_Set exercise_: Transcribe every entry below word for word, but skip the pictures.

--- Begin Data excerpts ---

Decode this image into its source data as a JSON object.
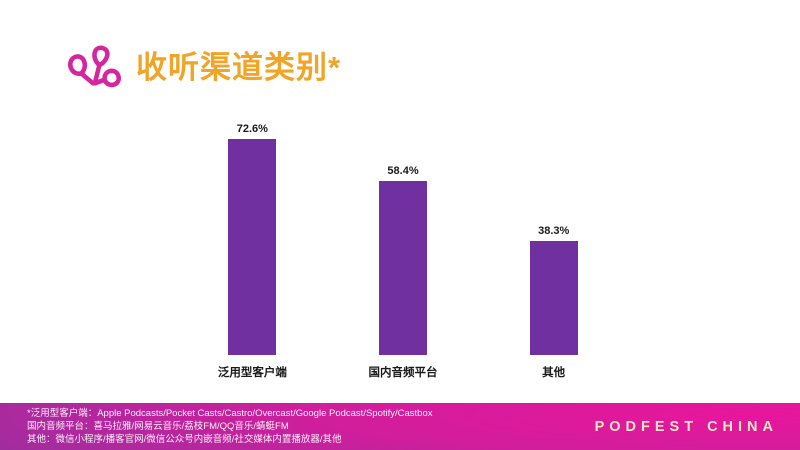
{
  "header": {
    "title": "收听渠道类别*",
    "logo_icon": "podfest-knot-icon"
  },
  "chart_data": {
    "type": "bar",
    "title": "收听渠道类别*",
    "categories": [
      "泛用型客户端",
      "国内音频平台",
      "其他"
    ],
    "values": [
      72.6,
      58.4,
      38.3
    ],
    "value_labels": [
      "72.6%",
      "58.4%",
      "38.3%"
    ],
    "unit": "%",
    "bar_color": "#7030A0",
    "ylim": [
      0,
      80
    ],
    "grid": false,
    "axes_visible": false,
    "legend": "none",
    "value_label_position": "above-bar"
  },
  "footer": {
    "notes": [
      "*泛用型客户端：Apple Podcasts/Pocket Casts/Castro/Overcast/Google Podcast/Spotify/Castbox",
      "国内音频平台：喜马拉雅/网易云音乐/荔枝FM/QQ音乐/蜻蜓FM",
      "其他：微信小程序/播客官网/微信公众号内嵌音频/社交媒体内置播放器/其他"
    ],
    "brand": "PODFEST CHINA"
  },
  "colors": {
    "background": "#FFFFFF",
    "title_text": "#F0A428",
    "logo_pink": "#D4269E",
    "bar_purple": "#7030A0",
    "label_text": "#1A1A1A",
    "footer_gradient_left": "#7E2B90",
    "footer_gradient_right": "#E8169C",
    "footnote_text": "#FFFFFF",
    "brand_text": "#F5E6BE"
  }
}
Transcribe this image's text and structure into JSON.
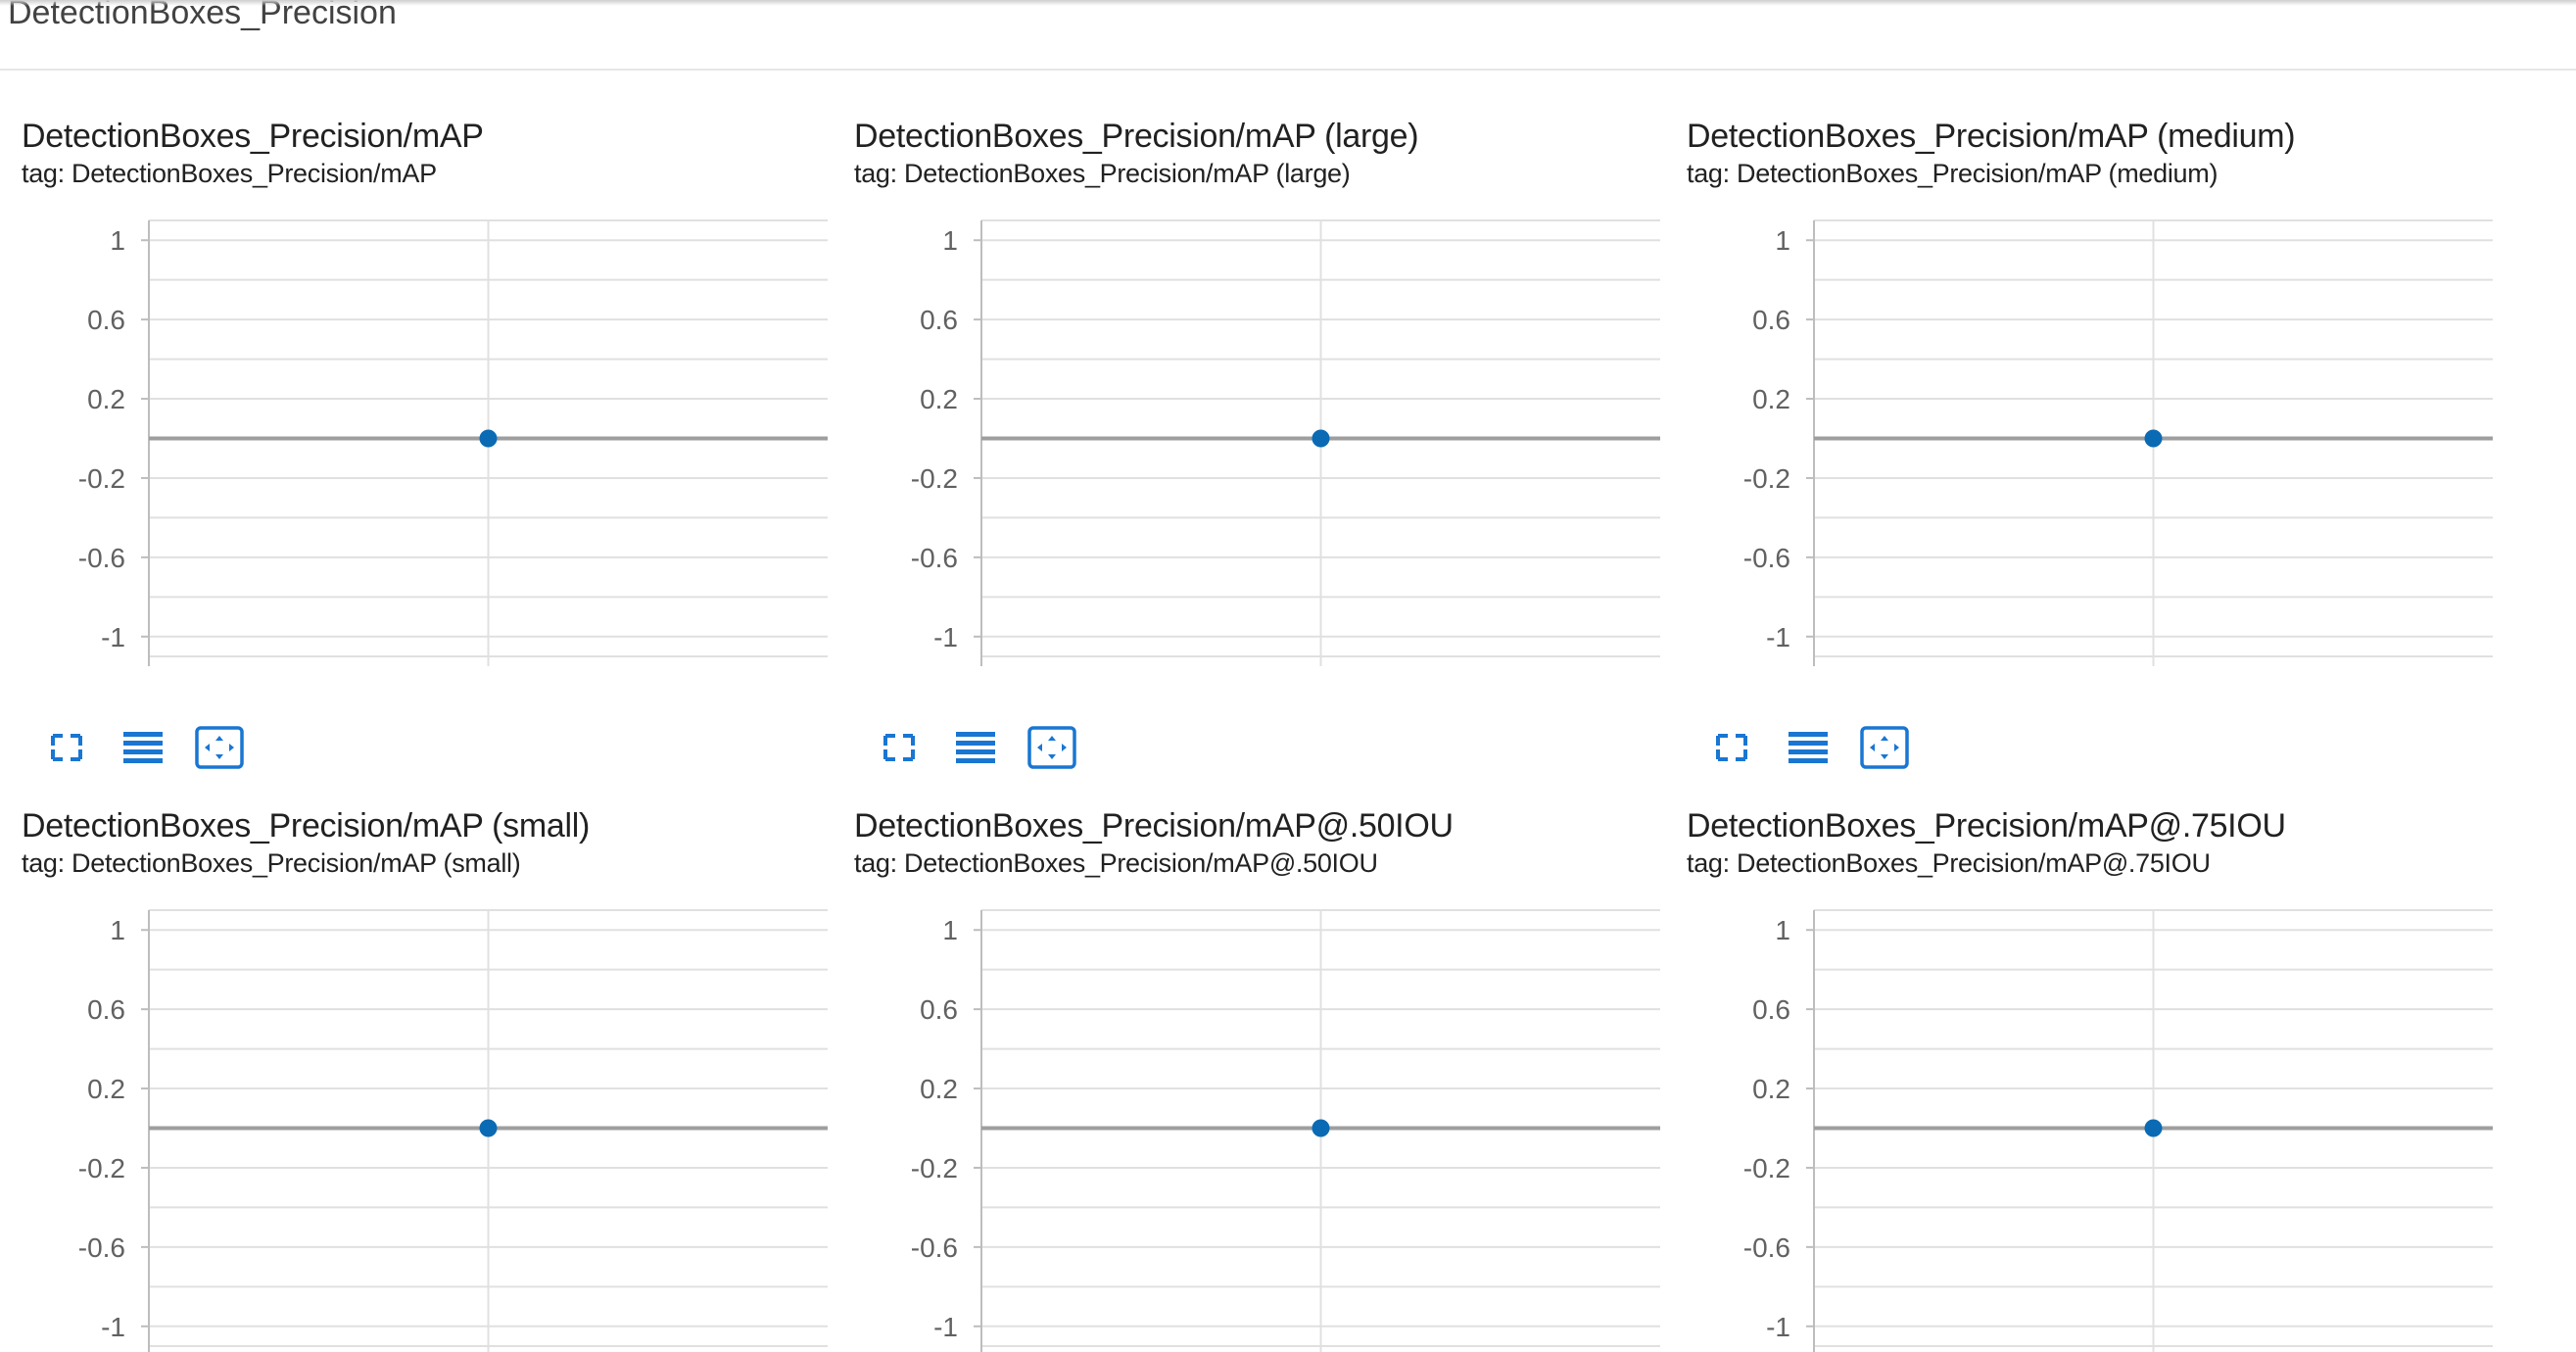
{
  "section": {
    "title": "DetectionBoxes_Precision"
  },
  "cards": [
    {
      "title": "DetectionBoxes_Precision/mAP",
      "tag": "tag: DetectionBoxes_Precision/mAP",
      "chart_data": {
        "type": "scatter",
        "title": "DetectionBoxes_Precision/mAP",
        "ylim": [
          -1.1,
          1.1
        ],
        "yticks": [
          "1",
          "0.6",
          "0.2",
          "-0.2",
          "-0.6",
          "-1"
        ],
        "grid": true,
        "series": [
          {
            "points": [
              {
                "x": 0,
                "y": 0
              }
            ]
          }
        ]
      }
    },
    {
      "title": "DetectionBoxes_Precision/mAP (large)",
      "tag": "tag: DetectionBoxes_Precision/mAP (large)",
      "chart_data": {
        "type": "scatter",
        "title": "DetectionBoxes_Precision/mAP (large)",
        "ylim": [
          -1.1,
          1.1
        ],
        "yticks": [
          "1",
          "0.6",
          "0.2",
          "-0.2",
          "-0.6",
          "-1"
        ],
        "grid": true,
        "series": [
          {
            "points": [
              {
                "x": 0,
                "y": 0
              }
            ]
          }
        ]
      }
    },
    {
      "title": "DetectionBoxes_Precision/mAP (medium)",
      "tag": "tag: DetectionBoxes_Precision/mAP (medium)",
      "chart_data": {
        "type": "scatter",
        "title": "DetectionBoxes_Precision/mAP (medium)",
        "ylim": [
          -1.1,
          1.1
        ],
        "yticks": [
          "1",
          "0.6",
          "0.2",
          "-0.2",
          "-0.6",
          "-1"
        ],
        "grid": true,
        "series": [
          {
            "points": [
              {
                "x": 0,
                "y": 0
              }
            ]
          }
        ]
      }
    },
    {
      "title": "DetectionBoxes_Precision/mAP (small)",
      "tag": "tag: DetectionBoxes_Precision/mAP (small)",
      "chart_data": {
        "type": "scatter",
        "title": "DetectionBoxes_Precision/mAP (small)",
        "ylim": [
          -1.1,
          1.1
        ],
        "yticks": [
          "1",
          "0.6",
          "0.2",
          "-0.2",
          "-0.6",
          "-1"
        ],
        "grid": true,
        "series": [
          {
            "points": [
              {
                "x": 0,
                "y": 0
              }
            ]
          }
        ]
      }
    },
    {
      "title": "DetectionBoxes_Precision/mAP@.50IOU",
      "tag": "tag: DetectionBoxes_Precision/mAP@.50IOU",
      "chart_data": {
        "type": "scatter",
        "title": "DetectionBoxes_Precision/mAP@.50IOU",
        "ylim": [
          -1.1,
          1.1
        ],
        "yticks": [
          "1",
          "0.6",
          "0.2",
          "-0.2",
          "-0.6",
          "-1"
        ],
        "grid": true,
        "series": [
          {
            "points": [
              {
                "x": 0,
                "y": 0
              }
            ]
          }
        ]
      }
    },
    {
      "title": "DetectionBoxes_Precision/mAP@.75IOU",
      "tag": "tag: DetectionBoxes_Precision/mAP@.75IOU",
      "chart_data": {
        "type": "scatter",
        "title": "DetectionBoxes_Precision/mAP@.75IOU",
        "ylim": [
          -1.1,
          1.1
        ],
        "yticks": [
          "1",
          "0.6",
          "0.2",
          "-0.2",
          "-0.6",
          "-1"
        ],
        "grid": true,
        "series": [
          {
            "points": [
              {
                "x": 0,
                "y": 0
              }
            ]
          }
        ]
      }
    }
  ],
  "toolbar": {
    "icons": [
      "fullscreen-icon",
      "toggle-log-scale-icon",
      "fit-domain-icon"
    ]
  },
  "colors": {
    "accent": "#1976d2",
    "point": "#0b6ab4",
    "zero_line": "#9e9e9e",
    "grid": "#e0e0e0",
    "tick_text": "#616161"
  }
}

--- End Data excerpts ---

_The output_:
Decode this image into its source data as a JSON object.
{
  "header": {
    "title": "收听渠道类别*",
    "logo_icon": "podfest-knot-icon"
  },
  "chart_data": {
    "type": "bar",
    "title": "收听渠道类别*",
    "categories": [
      "泛用型客户端",
      "国内音频平台",
      "其他"
    ],
    "values": [
      72.6,
      58.4,
      38.3
    ],
    "value_labels": [
      "72.6%",
      "58.4%",
      "38.3%"
    ],
    "unit": "%",
    "bar_color": "#7030A0",
    "ylim": [
      0,
      80
    ],
    "grid": false,
    "axes_visible": false,
    "legend": "none",
    "value_label_position": "above-bar"
  },
  "footer": {
    "notes": [
      "*泛用型客户端：Apple Podcasts/Pocket Casts/Castro/Overcast/Google Podcast/Spotify/Castbox",
      "国内音频平台：喜马拉雅/网易云音乐/荔枝FM/QQ音乐/蜻蜓FM",
      "其他：微信小程序/播客官网/微信公众号内嵌音频/社交媒体内置播放器/其他"
    ],
    "brand": "PODFEST CHINA"
  },
  "colors": {
    "background": "#FFFFFF",
    "title_text": "#F0A428",
    "logo_pink": "#D4269E",
    "bar_purple": "#7030A0",
    "label_text": "#1A1A1A",
    "footer_gradient_left": "#7E2B90",
    "footer_gradient_right": "#E8169C",
    "footnote_text": "#FFFFFF",
    "brand_text": "#F5E6BE"
  }
}
Transcribe this image's text and structure into JSON.
{
  "section": {
    "title": "DetectionBoxes_Precision"
  },
  "cards": [
    {
      "title": "DetectionBoxes_Precision/mAP",
      "tag": "tag: DetectionBoxes_Precision/mAP",
      "chart_data": {
        "type": "scatter",
        "title": "DetectionBoxes_Precision/mAP",
        "ylim": [
          -1.1,
          1.1
        ],
        "yticks": [
          "1",
          "0.6",
          "0.2",
          "-0.2",
          "-0.6",
          "-1"
        ],
        "grid": true,
        "series": [
          {
            "points": [
              {
                "x": 0,
                "y": 0
              }
            ]
          }
        ]
      }
    },
    {
      "title": "DetectionBoxes_Precision/mAP (large)",
      "tag": "tag: DetectionBoxes_Precision/mAP (large)",
      "chart_data": {
        "type": "scatter",
        "title": "DetectionBoxes_Precision/mAP (large)",
        "ylim": [
          -1.1,
          1.1
        ],
        "yticks": [
          "1",
          "0.6",
          "0.2",
          "-0.2",
          "-0.6",
          "-1"
        ],
        "grid": true,
        "series": [
          {
            "points": [
              {
                "x": 0,
                "y": 0
              }
            ]
          }
        ]
      }
    },
    {
      "title": "DetectionBoxes_Precision/mAP (medium)",
      "tag": "tag: DetectionBoxes_Precision/mAP (medium)",
      "chart_data": {
        "type": "scatter",
        "title": "DetectionBoxes_Precision/mAP (medium)",
        "ylim": [
          -1.1,
          1.1
        ],
        "yticks": [
          "1",
          "0.6",
          "0.2",
          "-0.2",
          "-0.6",
          "-1"
        ],
        "grid": true,
        "series": [
          {
            "points": [
              {
                "x": 0,
                "y": 0
              }
            ]
          }
        ]
      }
    },
    {
      "title": "DetectionBoxes_Precision/mAP (small)",
      "tag": "tag: DetectionBoxes_Precision/mAP (small)",
      "chart_data": {
        "type": "scatter",
        "title": "DetectionBoxes_Precision/mAP (small)",
        "ylim": [
          -1.1,
          1.1
        ],
        "yticks": [
          "1",
          "0.6",
          "0.2",
          "-0.2",
          "-0.6",
          "-1"
        ],
        "grid": true,
        "series": [
          {
            "points": [
              {
                "x": 0,
                "y": 0
              }
            ]
          }
        ]
      }
    },
    {
      "title": "DetectionBoxes_Precision/mAP@.50IOU",
      "tag": "tag: DetectionBoxes_Precision/mAP@.50IOU",
      "chart_data": {
        "type": "scatter",
        "title": "DetectionBoxes_Precision/mAP@.50IOU",
        "ylim": [
          -1.1,
          1.1
        ],
        "yticks": [
          "1",
          "0.6",
          "0.2",
          "-0.2",
          "-0.6",
          "-1"
        ],
        "grid": true,
        "series": [
          {
            "points": [
              {
                "x": 0,
                "y": 0
              }
            ]
          }
        ]
      }
    },
    {
      "title": "DetectionBoxes_Precision/mAP@.75IOU",
      "tag": "tag: DetectionBoxes_Precision/mAP@.75IOU",
      "chart_data": {
        "type": "scatter",
        "title": "DetectionBoxes_Precision/mAP@.75IOU",
        "ylim": [
          -1.1,
          1.1
        ],
        "yticks": [
          "1",
          "0.6",
          "0.2",
          "-0.2",
          "-0.6",
          "-1"
        ],
        "grid": true,
        "series": [
          {
            "points": [
              {
                "x": 0,
                "y": 0
              }
            ]
          }
        ]
      }
    }
  ],
  "toolbar": {
    "icons": [
      "fullscreen-icon",
      "toggle-log-scale-icon",
      "fit-domain-icon"
    ]
  },
  "colors": {
    "accent": "#1976d2",
    "point": "#0b6ab4",
    "zero_line": "#9e9e9e",
    "grid": "#e0e0e0",
    "tick_text": "#616161"
  }
}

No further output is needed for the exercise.